## What is required
Return all lines below containing the word "nanofluid".

## Data
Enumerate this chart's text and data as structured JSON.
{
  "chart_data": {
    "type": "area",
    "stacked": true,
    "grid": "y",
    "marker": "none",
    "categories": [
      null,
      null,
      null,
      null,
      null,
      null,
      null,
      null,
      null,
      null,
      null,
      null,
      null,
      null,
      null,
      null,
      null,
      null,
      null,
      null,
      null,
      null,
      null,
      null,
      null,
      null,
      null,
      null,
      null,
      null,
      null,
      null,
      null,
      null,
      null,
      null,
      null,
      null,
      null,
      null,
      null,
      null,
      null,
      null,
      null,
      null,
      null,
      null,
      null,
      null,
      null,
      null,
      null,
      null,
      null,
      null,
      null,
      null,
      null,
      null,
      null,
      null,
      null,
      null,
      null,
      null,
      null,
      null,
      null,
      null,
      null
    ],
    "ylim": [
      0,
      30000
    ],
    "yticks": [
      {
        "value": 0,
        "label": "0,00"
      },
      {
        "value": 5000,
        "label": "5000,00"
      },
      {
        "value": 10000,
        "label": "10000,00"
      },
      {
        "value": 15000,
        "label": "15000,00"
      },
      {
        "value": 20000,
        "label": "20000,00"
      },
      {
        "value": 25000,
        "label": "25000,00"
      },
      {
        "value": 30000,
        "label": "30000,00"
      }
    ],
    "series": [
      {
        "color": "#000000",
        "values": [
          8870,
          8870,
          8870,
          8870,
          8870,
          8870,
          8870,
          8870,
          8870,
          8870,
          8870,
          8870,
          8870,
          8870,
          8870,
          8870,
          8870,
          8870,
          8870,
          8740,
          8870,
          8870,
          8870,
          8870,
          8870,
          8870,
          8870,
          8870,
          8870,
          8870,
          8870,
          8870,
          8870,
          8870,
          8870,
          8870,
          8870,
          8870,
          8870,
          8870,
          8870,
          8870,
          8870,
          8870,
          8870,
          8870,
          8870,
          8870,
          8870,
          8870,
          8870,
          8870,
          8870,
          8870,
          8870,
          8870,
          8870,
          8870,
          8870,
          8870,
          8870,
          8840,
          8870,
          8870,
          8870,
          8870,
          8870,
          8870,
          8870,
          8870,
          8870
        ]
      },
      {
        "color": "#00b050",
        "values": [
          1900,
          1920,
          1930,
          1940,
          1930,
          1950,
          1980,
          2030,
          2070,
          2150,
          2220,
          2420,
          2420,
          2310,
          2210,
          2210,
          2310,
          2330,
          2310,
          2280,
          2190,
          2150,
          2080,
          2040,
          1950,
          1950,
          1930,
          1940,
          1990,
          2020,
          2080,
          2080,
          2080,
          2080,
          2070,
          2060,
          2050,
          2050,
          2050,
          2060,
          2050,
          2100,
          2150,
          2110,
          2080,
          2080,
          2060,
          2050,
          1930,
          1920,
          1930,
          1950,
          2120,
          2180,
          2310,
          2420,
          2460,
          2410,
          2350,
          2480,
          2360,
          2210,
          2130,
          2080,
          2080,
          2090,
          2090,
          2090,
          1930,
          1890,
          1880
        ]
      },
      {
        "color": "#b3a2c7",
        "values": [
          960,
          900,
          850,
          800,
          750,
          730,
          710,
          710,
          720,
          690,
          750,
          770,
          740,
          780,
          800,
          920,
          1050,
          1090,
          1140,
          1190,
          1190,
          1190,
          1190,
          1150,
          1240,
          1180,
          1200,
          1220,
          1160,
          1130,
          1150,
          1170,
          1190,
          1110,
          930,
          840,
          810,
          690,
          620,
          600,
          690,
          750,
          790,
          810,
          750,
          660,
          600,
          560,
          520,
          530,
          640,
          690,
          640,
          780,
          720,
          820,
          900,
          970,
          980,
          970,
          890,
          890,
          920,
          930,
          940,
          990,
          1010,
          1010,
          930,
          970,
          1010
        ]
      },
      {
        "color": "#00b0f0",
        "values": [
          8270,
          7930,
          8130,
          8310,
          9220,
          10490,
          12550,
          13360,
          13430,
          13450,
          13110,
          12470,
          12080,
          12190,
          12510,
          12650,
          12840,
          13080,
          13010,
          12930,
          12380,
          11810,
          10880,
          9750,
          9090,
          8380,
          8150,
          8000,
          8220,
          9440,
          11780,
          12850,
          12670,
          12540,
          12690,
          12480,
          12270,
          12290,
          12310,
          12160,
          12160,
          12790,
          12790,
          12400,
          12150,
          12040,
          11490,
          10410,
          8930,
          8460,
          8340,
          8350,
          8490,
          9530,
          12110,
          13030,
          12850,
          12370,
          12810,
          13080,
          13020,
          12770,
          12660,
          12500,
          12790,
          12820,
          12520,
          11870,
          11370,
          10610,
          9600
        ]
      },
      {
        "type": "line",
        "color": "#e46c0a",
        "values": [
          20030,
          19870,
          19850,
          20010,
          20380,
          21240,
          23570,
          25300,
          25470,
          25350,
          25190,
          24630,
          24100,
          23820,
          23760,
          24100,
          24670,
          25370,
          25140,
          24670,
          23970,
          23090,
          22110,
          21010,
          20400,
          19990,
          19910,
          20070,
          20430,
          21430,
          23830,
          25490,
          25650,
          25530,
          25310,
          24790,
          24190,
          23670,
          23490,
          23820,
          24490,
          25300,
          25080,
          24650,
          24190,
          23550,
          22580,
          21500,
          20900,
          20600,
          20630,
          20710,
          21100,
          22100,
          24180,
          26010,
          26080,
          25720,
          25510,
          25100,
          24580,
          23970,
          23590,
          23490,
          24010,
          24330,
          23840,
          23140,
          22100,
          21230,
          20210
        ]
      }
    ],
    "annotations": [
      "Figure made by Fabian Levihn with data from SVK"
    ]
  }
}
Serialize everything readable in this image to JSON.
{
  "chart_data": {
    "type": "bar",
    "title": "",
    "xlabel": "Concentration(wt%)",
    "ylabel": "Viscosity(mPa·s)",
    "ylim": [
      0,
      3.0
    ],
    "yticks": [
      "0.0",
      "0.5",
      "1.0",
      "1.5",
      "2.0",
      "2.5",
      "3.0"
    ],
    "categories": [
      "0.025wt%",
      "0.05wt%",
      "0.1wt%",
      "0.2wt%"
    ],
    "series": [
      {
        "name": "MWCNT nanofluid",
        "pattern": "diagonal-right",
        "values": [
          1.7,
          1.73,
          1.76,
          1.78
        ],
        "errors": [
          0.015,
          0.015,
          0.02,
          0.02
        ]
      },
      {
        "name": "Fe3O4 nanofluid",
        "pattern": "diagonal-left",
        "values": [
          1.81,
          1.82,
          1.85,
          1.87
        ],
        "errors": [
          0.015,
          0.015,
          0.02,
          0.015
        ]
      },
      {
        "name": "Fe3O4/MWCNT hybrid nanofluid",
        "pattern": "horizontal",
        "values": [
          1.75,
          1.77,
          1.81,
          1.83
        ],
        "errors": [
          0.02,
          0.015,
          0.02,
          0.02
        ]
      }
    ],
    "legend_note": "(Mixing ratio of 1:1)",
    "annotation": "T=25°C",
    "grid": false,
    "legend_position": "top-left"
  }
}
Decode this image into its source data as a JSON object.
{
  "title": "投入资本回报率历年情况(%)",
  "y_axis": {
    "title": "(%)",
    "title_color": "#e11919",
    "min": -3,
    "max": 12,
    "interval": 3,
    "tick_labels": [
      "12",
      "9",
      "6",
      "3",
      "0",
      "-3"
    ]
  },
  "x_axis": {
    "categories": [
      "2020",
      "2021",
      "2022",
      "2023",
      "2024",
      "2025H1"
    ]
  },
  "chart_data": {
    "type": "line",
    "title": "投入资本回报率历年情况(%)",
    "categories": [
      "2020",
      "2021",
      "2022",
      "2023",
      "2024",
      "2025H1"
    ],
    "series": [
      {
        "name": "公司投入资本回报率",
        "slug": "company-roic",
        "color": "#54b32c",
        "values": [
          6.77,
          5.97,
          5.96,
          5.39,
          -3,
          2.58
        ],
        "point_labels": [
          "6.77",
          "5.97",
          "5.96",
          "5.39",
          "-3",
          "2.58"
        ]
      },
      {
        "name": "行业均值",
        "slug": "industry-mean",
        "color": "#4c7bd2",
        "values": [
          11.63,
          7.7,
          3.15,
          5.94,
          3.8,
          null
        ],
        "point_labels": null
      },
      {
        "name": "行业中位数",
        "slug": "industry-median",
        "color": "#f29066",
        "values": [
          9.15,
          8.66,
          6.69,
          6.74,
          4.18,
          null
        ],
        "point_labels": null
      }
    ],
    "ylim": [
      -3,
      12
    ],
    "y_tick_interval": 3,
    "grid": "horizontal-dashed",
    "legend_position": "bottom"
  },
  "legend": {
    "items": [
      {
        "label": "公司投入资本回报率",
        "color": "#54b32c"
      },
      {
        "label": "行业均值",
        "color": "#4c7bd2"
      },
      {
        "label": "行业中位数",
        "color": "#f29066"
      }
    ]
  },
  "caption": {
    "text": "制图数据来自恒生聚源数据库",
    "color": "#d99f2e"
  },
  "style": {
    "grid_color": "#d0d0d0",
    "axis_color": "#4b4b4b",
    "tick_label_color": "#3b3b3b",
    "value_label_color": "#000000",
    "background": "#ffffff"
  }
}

## Task output
        "name": "MWCNT nanofluid",
        "name": "Fe3O4 nanofluid",
        "name": "Fe3O4/MWCNT hybrid nanofluid",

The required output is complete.